>> Start Dataset records
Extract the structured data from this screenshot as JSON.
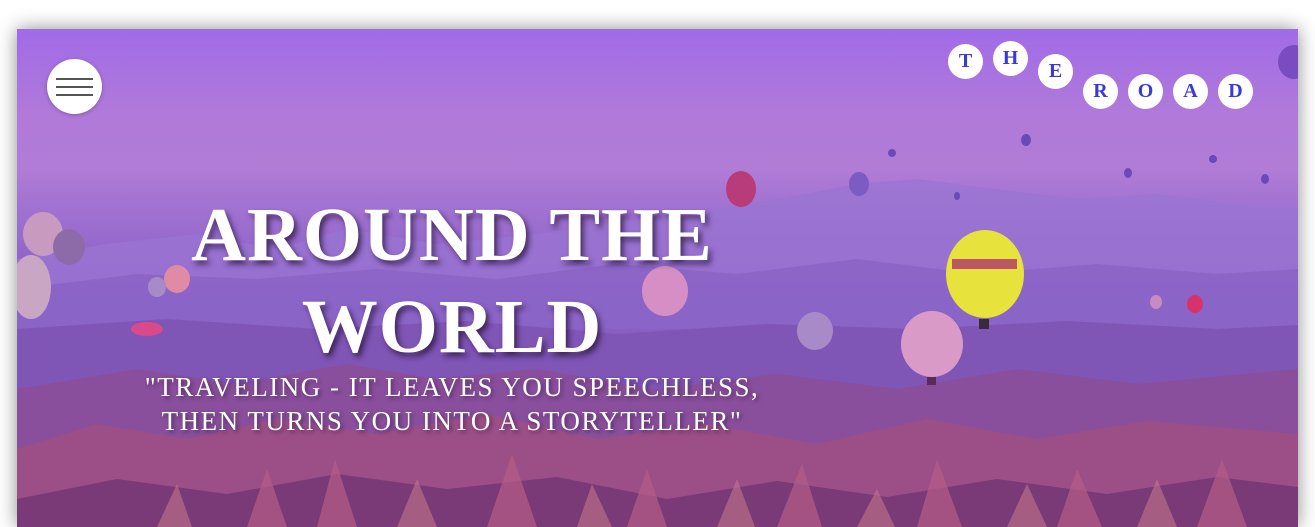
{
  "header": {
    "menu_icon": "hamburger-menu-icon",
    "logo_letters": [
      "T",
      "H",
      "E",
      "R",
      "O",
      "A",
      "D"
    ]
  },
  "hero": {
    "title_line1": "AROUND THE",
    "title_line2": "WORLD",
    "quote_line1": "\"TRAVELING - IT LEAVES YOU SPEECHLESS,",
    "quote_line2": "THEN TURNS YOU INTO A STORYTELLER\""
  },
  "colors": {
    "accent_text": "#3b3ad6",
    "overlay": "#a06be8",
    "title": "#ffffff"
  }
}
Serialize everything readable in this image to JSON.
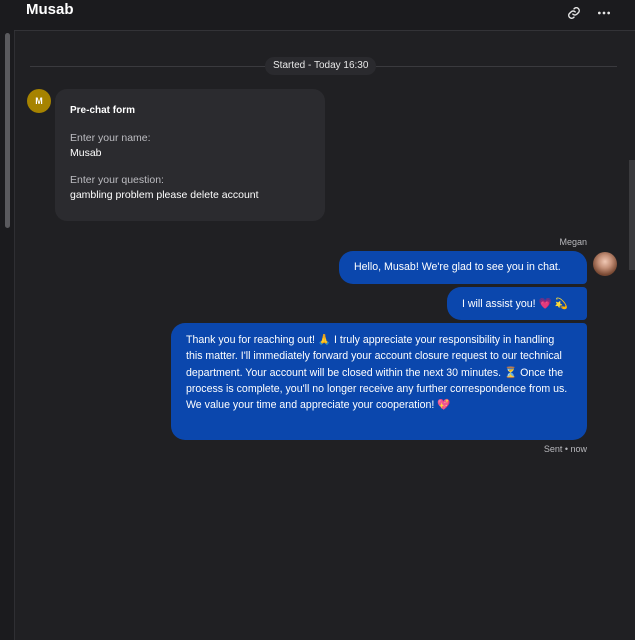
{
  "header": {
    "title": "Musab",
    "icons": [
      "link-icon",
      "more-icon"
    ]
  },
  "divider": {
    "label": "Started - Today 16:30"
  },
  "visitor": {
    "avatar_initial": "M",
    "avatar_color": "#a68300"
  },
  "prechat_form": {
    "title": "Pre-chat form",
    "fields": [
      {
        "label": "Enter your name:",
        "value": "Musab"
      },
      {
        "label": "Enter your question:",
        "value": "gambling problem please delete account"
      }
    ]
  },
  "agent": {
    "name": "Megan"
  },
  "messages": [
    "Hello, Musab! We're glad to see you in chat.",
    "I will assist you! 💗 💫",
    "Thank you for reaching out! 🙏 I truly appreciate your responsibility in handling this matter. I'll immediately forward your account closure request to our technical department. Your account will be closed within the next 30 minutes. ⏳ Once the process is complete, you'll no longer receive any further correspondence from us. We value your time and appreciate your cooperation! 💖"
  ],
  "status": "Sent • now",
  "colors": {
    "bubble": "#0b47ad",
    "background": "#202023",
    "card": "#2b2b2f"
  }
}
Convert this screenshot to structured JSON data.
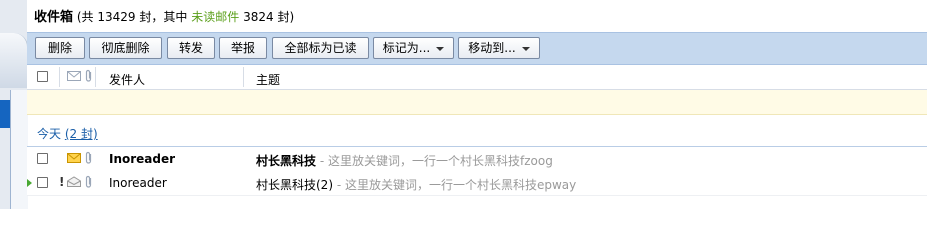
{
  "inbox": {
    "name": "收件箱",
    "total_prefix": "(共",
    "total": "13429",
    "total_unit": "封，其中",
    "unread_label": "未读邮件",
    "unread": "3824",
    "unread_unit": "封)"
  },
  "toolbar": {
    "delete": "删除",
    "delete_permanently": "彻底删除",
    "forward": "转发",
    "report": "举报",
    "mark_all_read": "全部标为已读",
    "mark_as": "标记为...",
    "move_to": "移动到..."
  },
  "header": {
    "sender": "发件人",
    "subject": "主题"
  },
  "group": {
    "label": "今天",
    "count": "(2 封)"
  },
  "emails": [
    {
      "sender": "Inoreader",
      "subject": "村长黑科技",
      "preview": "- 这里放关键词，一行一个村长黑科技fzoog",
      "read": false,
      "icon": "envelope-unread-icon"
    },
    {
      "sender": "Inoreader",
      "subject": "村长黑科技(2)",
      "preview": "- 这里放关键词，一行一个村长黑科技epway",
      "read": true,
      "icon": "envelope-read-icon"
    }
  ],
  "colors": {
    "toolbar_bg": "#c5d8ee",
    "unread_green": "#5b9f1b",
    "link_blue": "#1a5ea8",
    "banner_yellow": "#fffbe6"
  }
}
>> End Dataset records
### [What you will do]
Scan the records above for the string "preview", then report every line that contains it.

### [Output of the task]
      "preview": "- 这里放关键词，一行一个村长黑科技fzoog",
      "preview": "- 这里放关键词，一行一个村长黑科技epway",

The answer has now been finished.